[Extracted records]
◇ ◇ ◇ ◇ ◇ ◇ ◇

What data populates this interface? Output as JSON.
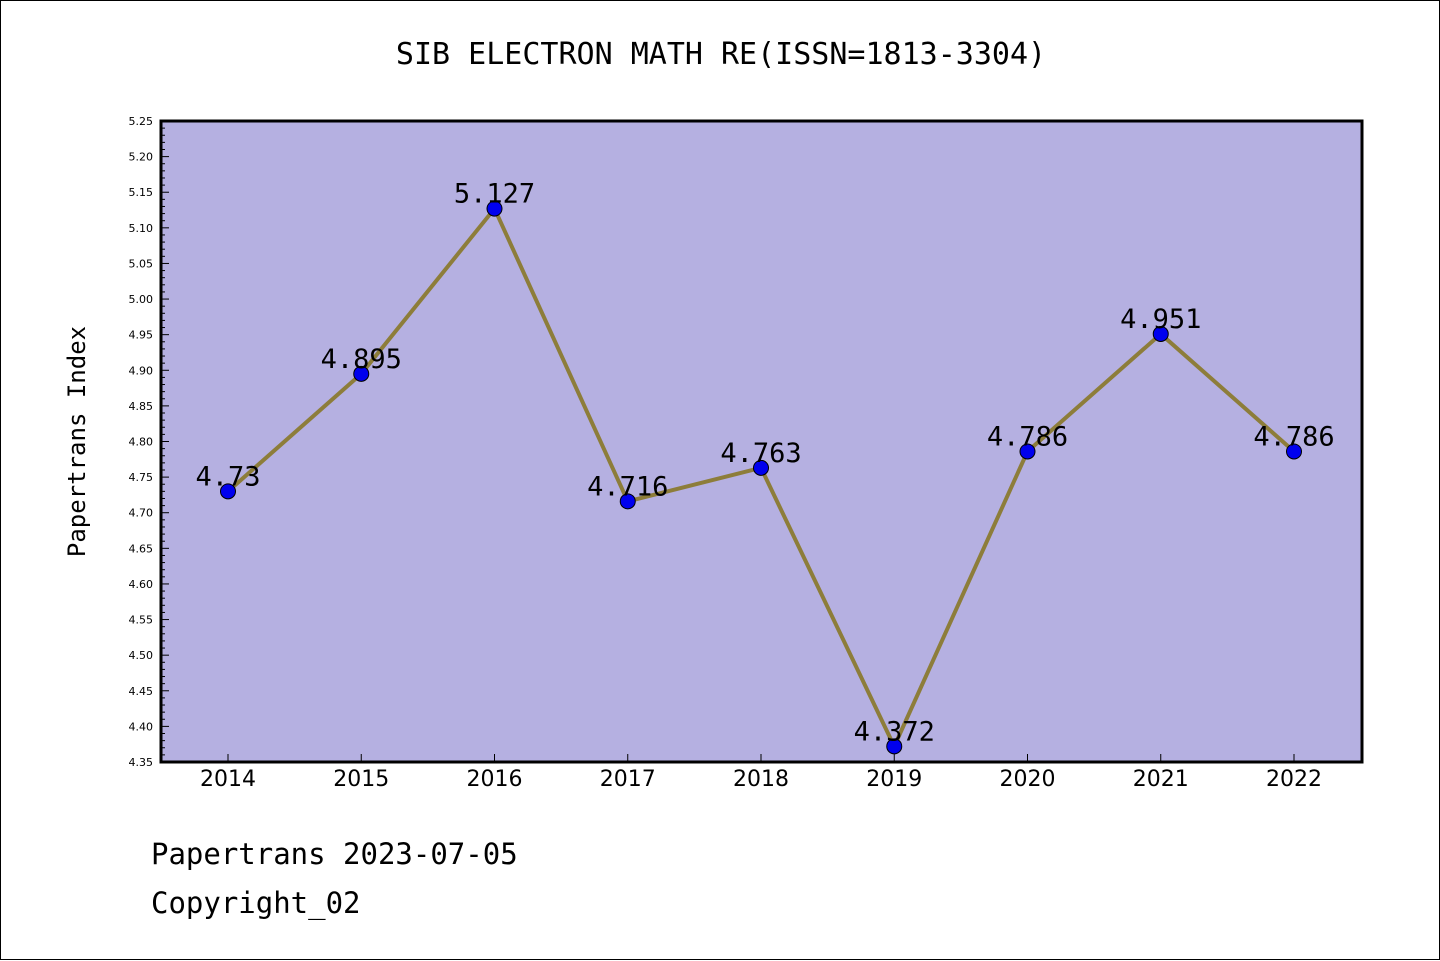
{
  "chart_data": {
    "type": "line",
    "title": "SIB ELECTRON MATH RE(ISSN=1813-3304)",
    "xlabel": "",
    "ylabel": "Papertrans Index",
    "categories": [
      "2014",
      "2015",
      "2016",
      "2017",
      "2018",
      "2019",
      "2020",
      "2021",
      "2022"
    ],
    "series": [
      {
        "values": [
          4.73,
          4.895,
          5.127,
          4.716,
          4.763,
          4.372,
          4.786,
          4.951,
          4.786
        ],
        "data_labels": [
          "4.73",
          "4.895",
          "5.127",
          "4.716",
          "4.763",
          "4.372",
          "4.786",
          "4.951",
          "4.786"
        ]
      }
    ],
    "ylim": [
      4.35,
      5.25
    ],
    "yticks": [
      "4.35",
      "4.40",
      "4.45",
      "4.50",
      "4.55",
      "4.60",
      "4.65",
      "4.70",
      "4.75",
      "4.80",
      "4.85",
      "4.90",
      "4.95",
      "5.00",
      "5.05",
      "5.10",
      "5.15",
      "5.20",
      "5.25"
    ],
    "grid": false,
    "colors": {
      "plot_background": "#b5b0e1",
      "line": "#8d7d3a",
      "marker": "#0000ee",
      "axis": "#000000"
    }
  },
  "footer": {
    "date_text": "Papertrans 2023-07-05",
    "copyright_text": "Copyright_02"
  }
}
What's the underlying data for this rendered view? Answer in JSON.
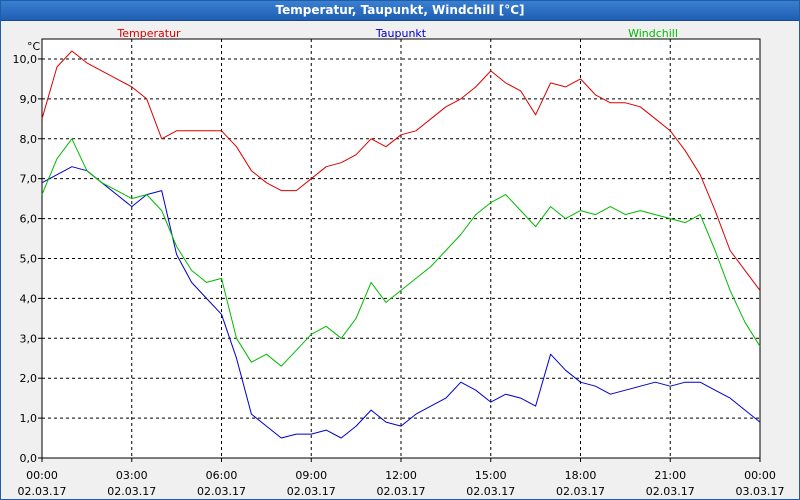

◇ ◇ ◇ ◇ ◇ ◇ ◇

WRITTEN TASK:
Copy out each line of the listing that holds "What".

WRITTEN SOLUTION:
What data populates this interface? Output as JSON.
What's the underlying data for this rendered view? Answer in JSON.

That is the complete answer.